(Source data)
[BEGIN]
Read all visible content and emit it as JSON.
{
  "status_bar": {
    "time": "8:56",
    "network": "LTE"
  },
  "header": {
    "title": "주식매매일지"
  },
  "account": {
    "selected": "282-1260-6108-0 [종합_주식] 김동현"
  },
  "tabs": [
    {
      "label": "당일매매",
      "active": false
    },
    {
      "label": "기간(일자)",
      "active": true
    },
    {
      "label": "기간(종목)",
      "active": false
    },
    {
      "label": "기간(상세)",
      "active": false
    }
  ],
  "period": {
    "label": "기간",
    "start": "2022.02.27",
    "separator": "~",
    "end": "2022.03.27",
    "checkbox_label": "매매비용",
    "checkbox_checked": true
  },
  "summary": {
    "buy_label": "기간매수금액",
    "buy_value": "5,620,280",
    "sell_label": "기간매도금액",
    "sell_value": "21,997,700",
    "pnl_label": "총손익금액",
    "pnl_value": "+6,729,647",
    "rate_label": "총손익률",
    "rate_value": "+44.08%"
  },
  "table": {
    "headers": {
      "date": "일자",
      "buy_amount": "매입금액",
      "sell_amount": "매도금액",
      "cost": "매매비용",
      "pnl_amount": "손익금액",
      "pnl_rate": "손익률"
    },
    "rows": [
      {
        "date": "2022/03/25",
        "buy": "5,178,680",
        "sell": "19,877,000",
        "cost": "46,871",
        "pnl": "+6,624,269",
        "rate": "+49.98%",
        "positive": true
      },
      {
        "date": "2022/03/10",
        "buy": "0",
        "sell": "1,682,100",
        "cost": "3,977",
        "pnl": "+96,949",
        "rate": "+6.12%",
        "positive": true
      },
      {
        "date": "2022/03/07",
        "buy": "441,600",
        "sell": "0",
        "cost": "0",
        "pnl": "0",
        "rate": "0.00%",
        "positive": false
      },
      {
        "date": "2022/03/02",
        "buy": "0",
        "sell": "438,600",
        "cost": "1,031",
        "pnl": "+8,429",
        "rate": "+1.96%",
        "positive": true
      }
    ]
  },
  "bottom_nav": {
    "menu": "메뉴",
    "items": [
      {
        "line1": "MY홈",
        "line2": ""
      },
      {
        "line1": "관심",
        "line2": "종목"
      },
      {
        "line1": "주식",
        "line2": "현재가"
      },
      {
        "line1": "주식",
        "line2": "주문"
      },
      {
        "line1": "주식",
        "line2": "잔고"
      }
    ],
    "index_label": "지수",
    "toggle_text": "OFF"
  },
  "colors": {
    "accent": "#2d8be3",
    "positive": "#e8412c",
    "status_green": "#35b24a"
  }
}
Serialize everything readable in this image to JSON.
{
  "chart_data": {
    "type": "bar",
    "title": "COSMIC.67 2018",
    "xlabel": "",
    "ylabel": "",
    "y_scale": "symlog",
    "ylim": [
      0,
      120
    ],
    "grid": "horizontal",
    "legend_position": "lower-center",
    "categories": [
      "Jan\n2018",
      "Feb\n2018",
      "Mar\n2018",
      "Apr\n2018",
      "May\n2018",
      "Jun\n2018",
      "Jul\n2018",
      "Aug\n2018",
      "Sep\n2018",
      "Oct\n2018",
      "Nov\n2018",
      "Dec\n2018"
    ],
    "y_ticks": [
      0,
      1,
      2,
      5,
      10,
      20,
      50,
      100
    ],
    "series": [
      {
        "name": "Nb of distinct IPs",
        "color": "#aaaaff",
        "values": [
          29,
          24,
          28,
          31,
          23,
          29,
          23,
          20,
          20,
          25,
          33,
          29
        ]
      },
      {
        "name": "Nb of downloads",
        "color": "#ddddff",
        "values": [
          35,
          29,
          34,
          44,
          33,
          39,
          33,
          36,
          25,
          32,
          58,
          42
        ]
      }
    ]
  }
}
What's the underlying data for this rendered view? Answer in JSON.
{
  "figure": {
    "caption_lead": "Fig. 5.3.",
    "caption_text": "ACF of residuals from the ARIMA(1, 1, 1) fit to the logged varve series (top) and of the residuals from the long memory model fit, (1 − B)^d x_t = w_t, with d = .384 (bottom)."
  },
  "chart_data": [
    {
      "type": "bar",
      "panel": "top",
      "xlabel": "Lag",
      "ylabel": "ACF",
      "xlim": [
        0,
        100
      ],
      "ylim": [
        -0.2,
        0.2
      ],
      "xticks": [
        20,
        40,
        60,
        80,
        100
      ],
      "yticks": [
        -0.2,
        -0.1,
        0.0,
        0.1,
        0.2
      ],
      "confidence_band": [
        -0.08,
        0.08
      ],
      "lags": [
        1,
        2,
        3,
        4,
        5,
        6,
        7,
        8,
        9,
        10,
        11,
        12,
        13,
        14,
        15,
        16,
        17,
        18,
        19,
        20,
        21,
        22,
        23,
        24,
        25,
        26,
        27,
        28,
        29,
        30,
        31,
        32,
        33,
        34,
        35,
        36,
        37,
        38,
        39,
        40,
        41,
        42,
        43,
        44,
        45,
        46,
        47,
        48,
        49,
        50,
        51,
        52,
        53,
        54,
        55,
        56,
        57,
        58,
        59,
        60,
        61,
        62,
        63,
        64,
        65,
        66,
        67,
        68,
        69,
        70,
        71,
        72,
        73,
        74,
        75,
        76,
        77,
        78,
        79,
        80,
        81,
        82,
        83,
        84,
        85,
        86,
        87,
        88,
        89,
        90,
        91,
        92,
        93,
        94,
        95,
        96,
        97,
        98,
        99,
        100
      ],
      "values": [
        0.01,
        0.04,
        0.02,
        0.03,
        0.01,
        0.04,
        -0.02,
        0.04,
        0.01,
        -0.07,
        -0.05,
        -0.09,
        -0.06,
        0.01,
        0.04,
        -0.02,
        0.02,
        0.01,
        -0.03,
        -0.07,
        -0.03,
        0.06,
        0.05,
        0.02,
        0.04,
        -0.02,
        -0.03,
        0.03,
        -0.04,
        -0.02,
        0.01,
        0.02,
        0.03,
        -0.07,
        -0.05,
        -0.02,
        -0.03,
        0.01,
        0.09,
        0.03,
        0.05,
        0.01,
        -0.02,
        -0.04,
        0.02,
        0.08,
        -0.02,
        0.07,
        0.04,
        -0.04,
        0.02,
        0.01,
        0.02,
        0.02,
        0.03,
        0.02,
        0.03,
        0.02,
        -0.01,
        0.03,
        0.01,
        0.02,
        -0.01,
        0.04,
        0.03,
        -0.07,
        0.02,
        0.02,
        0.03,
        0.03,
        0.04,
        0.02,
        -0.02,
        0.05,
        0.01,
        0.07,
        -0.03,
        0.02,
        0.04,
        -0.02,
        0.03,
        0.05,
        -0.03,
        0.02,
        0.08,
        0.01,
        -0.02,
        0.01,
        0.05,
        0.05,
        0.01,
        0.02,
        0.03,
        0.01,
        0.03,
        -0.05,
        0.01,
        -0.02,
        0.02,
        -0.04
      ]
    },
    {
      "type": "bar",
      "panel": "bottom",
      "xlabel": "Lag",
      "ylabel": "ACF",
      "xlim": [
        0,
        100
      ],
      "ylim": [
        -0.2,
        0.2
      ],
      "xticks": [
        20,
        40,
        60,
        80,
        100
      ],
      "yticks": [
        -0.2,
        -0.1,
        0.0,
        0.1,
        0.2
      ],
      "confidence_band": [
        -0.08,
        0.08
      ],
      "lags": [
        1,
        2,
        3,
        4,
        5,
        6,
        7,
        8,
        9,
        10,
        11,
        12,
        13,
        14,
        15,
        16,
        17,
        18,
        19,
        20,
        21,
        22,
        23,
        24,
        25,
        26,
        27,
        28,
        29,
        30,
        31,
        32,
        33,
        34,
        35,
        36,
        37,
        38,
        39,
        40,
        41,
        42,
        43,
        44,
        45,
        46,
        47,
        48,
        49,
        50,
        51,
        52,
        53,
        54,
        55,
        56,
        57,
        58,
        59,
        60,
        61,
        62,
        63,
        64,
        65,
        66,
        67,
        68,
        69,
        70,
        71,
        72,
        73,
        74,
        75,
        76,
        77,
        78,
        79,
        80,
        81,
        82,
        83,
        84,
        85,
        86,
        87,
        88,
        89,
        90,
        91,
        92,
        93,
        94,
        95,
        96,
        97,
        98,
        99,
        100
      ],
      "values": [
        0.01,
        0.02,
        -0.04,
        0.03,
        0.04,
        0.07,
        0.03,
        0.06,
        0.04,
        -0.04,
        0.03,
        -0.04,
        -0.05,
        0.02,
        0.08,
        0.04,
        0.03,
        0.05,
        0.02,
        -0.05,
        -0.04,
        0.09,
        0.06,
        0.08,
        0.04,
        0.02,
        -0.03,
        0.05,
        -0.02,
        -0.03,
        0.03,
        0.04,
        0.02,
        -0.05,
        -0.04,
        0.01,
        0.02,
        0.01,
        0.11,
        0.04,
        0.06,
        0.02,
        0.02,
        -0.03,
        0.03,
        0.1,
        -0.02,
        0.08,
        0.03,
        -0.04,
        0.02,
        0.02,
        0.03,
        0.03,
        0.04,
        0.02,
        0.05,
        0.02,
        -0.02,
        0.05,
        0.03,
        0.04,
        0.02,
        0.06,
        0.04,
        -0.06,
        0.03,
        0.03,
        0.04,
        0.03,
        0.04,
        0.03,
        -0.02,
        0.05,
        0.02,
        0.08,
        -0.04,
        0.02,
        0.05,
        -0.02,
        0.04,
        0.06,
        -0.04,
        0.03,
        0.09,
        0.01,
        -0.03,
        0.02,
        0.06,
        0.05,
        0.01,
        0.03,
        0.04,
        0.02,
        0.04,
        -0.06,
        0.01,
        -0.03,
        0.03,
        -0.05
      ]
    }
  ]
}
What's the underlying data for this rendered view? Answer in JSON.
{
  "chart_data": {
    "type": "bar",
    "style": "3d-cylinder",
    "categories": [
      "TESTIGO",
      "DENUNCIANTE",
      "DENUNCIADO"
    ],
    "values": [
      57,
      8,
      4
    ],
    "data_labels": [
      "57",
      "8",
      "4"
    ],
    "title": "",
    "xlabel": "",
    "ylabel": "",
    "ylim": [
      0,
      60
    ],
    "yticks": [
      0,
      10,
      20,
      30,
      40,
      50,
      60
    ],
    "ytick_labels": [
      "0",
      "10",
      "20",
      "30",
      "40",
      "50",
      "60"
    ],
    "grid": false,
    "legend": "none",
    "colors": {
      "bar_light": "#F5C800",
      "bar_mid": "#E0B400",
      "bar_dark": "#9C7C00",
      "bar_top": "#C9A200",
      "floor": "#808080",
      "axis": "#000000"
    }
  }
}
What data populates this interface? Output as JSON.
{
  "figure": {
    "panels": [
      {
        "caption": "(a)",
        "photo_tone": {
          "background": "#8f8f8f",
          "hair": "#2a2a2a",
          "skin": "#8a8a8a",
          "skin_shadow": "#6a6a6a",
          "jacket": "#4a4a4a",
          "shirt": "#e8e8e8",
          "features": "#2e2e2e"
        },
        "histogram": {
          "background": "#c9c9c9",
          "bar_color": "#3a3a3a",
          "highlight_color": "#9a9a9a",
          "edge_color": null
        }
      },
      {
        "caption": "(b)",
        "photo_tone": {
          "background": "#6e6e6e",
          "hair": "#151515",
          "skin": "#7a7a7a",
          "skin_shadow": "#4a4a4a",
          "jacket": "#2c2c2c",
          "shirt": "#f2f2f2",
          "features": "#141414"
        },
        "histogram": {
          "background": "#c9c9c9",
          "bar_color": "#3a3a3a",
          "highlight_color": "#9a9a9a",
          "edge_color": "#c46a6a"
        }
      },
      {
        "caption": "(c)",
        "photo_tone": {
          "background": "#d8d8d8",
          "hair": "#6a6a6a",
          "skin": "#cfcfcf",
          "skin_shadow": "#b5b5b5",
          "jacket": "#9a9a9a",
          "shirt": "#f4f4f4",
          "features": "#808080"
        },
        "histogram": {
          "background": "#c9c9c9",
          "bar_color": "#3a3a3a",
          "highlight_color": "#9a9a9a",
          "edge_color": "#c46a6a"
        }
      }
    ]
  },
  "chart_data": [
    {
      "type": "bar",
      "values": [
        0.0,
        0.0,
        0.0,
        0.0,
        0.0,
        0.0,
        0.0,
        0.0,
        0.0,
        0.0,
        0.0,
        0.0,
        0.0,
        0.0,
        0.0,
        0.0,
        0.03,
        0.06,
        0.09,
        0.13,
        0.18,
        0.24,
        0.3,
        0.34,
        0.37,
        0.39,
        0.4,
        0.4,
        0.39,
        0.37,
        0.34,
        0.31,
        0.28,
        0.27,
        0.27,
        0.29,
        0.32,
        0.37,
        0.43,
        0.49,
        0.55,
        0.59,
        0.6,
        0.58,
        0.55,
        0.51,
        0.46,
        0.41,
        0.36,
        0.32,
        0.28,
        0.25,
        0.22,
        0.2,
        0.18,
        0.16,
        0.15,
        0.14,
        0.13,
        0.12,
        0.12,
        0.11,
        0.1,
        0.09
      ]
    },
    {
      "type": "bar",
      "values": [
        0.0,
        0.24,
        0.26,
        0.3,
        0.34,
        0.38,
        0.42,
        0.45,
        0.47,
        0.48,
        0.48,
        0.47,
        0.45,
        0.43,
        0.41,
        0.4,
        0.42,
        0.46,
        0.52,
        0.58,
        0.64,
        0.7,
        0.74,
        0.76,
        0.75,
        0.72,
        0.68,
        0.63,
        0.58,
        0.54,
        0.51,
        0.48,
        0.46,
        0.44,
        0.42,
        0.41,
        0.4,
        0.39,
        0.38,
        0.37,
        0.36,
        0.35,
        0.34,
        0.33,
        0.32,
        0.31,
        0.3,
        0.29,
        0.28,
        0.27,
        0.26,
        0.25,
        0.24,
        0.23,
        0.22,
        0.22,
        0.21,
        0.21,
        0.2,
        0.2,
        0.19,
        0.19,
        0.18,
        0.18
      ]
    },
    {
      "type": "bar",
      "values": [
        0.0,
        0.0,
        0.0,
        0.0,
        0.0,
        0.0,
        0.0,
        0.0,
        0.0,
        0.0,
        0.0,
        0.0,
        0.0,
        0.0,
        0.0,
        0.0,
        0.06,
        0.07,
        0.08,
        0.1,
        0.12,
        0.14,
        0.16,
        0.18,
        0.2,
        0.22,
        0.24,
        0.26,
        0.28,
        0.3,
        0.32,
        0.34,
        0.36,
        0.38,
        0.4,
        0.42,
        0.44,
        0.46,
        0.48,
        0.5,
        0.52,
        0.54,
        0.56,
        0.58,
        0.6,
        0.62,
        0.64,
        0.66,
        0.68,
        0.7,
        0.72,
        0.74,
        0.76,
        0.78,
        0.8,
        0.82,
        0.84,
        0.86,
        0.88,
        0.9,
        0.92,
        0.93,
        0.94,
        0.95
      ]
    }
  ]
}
[END]
● Problem description: Find the string "features" in the listing and return every line that holds it.

● Result below:
          "features": "#2e2e2e"
          "features": "#141414"
          "features": "#808080"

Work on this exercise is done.